_Stated goal_
Count the lines in the listing below that contain the string "camera", with case counting. Reply with the number only.

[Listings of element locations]
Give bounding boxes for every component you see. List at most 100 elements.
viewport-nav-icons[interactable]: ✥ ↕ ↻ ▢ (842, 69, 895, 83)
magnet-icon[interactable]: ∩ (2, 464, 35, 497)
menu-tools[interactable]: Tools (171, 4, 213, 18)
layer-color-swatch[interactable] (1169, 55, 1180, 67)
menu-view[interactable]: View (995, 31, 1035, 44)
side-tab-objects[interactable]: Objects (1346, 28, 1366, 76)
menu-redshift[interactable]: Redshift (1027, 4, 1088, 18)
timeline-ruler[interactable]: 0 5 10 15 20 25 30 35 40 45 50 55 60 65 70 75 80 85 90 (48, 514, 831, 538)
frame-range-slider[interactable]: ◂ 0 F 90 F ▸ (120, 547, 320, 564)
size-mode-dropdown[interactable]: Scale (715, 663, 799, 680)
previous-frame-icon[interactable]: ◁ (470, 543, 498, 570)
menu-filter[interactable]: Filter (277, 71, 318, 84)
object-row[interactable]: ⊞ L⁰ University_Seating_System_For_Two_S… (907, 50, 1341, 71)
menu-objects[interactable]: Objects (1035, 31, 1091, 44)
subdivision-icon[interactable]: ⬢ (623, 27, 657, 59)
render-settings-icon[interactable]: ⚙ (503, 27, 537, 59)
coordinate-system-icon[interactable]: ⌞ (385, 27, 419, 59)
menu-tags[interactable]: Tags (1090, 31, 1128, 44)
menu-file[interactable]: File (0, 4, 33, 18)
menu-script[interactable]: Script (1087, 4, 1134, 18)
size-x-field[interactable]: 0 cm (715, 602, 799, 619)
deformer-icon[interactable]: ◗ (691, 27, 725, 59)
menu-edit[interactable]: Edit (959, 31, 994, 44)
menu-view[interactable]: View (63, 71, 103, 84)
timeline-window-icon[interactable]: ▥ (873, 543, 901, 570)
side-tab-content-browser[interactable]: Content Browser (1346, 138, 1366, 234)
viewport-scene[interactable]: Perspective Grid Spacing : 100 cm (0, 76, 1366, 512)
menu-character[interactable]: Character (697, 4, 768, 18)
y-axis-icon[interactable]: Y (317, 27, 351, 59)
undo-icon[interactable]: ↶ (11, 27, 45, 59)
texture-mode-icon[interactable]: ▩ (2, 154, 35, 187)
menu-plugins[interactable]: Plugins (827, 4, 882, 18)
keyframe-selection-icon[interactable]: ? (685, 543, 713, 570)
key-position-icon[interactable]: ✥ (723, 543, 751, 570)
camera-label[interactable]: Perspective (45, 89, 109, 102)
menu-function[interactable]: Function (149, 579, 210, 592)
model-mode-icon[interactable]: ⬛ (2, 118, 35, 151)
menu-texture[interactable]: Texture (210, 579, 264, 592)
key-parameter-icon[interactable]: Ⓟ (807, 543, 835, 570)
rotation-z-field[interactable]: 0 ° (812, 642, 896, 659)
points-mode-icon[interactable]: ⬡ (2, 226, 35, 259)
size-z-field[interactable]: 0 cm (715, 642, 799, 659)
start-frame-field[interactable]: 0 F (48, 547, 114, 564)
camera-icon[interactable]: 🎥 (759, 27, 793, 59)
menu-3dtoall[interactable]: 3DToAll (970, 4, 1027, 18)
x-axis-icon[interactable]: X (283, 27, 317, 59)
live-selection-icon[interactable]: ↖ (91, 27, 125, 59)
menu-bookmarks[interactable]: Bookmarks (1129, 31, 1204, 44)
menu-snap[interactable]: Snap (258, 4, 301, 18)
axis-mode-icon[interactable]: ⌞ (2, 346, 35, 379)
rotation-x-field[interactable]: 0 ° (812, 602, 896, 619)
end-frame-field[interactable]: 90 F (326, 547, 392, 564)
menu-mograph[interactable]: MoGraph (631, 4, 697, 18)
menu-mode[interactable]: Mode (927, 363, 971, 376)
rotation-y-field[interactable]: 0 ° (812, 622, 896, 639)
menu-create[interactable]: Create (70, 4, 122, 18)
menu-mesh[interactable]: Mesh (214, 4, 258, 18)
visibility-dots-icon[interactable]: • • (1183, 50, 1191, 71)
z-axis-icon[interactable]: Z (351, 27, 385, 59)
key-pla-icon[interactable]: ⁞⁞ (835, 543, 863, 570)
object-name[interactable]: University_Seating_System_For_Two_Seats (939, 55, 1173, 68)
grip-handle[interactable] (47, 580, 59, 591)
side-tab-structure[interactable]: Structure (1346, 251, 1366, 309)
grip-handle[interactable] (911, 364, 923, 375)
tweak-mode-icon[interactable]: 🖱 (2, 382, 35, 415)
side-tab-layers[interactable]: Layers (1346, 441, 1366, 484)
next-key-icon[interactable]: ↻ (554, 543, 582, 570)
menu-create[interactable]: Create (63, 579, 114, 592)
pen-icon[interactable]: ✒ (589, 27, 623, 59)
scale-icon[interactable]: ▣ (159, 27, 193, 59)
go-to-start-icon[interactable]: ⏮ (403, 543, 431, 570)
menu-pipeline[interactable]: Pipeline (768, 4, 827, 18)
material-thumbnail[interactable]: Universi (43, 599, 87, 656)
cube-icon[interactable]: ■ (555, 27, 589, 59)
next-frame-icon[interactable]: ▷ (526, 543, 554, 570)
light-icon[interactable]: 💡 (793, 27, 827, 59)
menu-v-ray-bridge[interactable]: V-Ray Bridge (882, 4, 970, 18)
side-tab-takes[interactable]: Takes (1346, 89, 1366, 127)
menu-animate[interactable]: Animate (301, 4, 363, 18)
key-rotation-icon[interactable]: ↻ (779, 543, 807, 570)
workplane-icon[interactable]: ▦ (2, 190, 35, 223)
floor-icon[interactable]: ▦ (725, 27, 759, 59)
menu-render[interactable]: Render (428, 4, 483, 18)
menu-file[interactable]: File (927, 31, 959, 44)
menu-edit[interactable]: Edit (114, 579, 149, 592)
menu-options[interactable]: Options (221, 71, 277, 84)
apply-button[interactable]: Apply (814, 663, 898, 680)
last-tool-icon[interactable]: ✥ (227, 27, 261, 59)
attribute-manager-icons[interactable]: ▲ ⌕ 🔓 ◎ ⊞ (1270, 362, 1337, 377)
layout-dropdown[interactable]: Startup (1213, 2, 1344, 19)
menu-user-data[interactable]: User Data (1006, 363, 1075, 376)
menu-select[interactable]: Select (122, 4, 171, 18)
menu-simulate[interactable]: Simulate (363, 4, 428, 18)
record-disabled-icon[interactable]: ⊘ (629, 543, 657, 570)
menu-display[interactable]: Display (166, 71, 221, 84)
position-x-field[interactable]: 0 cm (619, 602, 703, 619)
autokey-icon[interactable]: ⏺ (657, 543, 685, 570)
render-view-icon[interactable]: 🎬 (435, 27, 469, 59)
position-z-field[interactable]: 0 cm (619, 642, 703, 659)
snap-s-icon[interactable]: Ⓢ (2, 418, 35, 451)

_Exercise output_
2